▶ [SET PROBLEM] Search the listing below for the string "like" and show each line that contains it.

▶ [RECORD EXCERPTS]

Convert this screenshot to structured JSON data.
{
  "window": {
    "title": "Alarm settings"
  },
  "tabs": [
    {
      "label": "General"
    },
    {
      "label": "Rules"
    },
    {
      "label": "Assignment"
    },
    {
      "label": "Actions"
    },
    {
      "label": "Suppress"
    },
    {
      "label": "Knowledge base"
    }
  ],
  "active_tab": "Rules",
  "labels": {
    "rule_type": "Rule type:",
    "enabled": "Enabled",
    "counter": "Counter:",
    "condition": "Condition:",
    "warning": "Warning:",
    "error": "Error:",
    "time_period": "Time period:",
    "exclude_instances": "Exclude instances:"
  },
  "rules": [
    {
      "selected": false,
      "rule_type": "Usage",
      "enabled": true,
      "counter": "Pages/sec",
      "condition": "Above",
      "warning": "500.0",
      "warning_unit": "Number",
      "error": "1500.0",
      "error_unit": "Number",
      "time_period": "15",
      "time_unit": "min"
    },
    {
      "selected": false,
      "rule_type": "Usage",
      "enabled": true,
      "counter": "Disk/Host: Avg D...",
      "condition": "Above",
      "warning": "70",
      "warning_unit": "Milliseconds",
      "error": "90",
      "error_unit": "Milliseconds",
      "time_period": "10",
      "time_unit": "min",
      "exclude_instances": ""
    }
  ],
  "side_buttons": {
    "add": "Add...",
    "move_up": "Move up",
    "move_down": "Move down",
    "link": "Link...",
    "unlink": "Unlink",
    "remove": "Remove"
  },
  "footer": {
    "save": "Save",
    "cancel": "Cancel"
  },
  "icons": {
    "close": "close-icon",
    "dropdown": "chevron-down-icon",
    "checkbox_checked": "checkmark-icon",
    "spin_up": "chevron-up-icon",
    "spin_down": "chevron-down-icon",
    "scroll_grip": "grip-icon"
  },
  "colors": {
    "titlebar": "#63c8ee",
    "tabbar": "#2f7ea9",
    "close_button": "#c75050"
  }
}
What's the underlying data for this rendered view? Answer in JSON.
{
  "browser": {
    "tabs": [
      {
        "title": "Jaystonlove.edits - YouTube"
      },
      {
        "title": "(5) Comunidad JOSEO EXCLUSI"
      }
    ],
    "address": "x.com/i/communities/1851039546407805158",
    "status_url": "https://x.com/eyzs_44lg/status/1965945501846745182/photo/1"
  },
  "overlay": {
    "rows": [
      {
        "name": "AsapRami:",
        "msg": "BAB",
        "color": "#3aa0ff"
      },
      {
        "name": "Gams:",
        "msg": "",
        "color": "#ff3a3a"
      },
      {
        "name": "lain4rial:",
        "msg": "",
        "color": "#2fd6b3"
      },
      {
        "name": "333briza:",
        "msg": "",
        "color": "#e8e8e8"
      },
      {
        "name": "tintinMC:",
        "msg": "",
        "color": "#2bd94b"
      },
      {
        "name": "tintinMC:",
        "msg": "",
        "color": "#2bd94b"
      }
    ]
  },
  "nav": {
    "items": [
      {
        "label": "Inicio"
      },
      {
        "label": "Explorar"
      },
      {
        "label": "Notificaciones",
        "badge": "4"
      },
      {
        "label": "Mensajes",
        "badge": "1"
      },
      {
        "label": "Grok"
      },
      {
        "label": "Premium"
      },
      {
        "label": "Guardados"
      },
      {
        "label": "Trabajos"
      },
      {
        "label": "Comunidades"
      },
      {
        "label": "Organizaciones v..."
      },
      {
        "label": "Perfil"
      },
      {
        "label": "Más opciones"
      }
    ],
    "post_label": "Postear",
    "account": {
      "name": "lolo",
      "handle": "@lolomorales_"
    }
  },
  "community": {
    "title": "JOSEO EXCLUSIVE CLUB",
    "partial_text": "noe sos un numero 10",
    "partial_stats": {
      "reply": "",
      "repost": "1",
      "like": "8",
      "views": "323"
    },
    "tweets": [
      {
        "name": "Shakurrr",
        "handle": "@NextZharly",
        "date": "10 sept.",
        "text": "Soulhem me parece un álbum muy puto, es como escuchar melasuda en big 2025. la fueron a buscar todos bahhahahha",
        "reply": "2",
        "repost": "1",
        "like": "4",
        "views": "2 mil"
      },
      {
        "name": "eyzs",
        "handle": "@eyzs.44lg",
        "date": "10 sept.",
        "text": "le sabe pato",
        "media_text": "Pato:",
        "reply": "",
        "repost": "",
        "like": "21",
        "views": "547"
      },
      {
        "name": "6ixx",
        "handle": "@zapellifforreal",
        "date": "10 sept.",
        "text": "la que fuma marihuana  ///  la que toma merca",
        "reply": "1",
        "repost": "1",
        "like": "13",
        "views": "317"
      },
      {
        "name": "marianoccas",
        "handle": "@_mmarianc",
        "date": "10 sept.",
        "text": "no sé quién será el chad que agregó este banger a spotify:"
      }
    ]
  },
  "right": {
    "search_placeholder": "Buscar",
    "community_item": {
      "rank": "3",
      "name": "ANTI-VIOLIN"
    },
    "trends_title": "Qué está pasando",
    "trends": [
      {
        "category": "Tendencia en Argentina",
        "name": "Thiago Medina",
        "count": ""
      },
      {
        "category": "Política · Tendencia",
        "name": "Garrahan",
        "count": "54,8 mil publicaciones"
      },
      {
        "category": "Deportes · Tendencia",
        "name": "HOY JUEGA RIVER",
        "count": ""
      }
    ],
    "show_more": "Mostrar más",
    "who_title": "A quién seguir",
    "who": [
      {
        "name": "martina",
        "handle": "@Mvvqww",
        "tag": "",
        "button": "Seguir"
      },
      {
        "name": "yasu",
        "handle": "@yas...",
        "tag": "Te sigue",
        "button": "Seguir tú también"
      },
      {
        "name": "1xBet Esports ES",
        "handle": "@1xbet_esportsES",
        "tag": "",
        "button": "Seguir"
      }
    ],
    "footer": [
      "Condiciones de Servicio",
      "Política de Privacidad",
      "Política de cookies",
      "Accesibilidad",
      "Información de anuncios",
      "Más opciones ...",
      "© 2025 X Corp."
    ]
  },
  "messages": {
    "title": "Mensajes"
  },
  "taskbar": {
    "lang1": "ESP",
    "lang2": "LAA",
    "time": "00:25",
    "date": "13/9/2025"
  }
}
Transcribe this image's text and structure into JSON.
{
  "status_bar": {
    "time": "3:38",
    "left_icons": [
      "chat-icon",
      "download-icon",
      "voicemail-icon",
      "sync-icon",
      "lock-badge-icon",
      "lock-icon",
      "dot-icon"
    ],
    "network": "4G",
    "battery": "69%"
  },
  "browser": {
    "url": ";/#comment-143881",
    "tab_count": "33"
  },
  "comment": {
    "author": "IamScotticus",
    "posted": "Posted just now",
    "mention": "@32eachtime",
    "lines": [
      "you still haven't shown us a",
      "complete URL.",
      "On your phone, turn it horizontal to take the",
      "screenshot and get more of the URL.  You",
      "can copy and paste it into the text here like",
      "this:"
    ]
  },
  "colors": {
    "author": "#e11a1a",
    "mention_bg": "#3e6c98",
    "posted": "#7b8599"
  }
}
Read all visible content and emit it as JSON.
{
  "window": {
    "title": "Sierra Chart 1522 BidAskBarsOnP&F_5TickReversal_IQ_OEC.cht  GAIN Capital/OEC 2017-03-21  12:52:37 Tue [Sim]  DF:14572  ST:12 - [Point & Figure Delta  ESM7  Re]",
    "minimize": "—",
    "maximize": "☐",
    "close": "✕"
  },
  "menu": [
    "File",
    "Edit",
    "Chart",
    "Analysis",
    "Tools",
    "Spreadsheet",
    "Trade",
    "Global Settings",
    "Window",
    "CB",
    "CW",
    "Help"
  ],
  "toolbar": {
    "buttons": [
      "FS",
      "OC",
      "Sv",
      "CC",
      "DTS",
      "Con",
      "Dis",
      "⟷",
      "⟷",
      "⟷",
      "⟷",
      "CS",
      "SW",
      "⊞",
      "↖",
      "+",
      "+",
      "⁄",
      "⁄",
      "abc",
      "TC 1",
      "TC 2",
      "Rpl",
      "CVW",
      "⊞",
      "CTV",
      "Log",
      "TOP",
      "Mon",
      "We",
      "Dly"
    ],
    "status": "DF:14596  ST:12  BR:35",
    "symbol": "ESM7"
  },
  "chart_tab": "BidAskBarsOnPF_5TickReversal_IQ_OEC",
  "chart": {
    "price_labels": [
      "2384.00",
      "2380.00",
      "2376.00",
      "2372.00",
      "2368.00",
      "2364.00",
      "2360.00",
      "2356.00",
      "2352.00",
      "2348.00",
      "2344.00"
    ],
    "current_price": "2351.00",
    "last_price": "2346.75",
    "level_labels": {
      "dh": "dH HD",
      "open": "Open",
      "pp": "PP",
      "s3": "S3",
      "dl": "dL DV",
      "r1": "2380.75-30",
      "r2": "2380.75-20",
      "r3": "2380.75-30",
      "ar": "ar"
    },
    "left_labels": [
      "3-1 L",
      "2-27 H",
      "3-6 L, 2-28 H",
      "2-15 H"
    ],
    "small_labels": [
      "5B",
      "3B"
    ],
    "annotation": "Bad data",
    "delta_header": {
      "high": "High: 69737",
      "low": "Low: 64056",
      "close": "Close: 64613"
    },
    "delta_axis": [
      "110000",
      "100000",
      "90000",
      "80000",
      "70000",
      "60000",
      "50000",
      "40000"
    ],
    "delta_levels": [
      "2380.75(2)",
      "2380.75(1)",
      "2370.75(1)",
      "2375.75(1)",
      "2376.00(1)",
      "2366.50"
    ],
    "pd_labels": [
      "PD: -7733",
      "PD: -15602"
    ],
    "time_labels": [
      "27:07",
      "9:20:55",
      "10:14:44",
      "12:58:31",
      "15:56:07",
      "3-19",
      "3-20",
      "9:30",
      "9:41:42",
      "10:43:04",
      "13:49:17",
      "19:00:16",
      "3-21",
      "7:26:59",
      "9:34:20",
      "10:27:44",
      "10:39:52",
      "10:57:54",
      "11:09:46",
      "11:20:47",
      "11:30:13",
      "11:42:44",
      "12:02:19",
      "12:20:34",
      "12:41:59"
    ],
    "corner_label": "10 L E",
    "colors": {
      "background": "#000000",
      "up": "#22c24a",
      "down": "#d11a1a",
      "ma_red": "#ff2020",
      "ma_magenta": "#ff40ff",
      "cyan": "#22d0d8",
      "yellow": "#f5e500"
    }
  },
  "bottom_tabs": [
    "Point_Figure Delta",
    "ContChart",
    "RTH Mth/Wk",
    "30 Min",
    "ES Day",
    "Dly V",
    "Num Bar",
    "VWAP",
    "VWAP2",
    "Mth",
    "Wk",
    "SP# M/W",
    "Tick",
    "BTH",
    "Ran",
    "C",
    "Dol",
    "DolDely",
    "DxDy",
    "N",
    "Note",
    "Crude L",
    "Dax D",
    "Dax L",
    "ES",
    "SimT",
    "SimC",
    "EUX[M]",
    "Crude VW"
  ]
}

▶ [COMPLETED TASK]
      "like": "8",
        "like": "4",
        "like": "21",
        "like": "13",
      "can copy and paste it into the text here like",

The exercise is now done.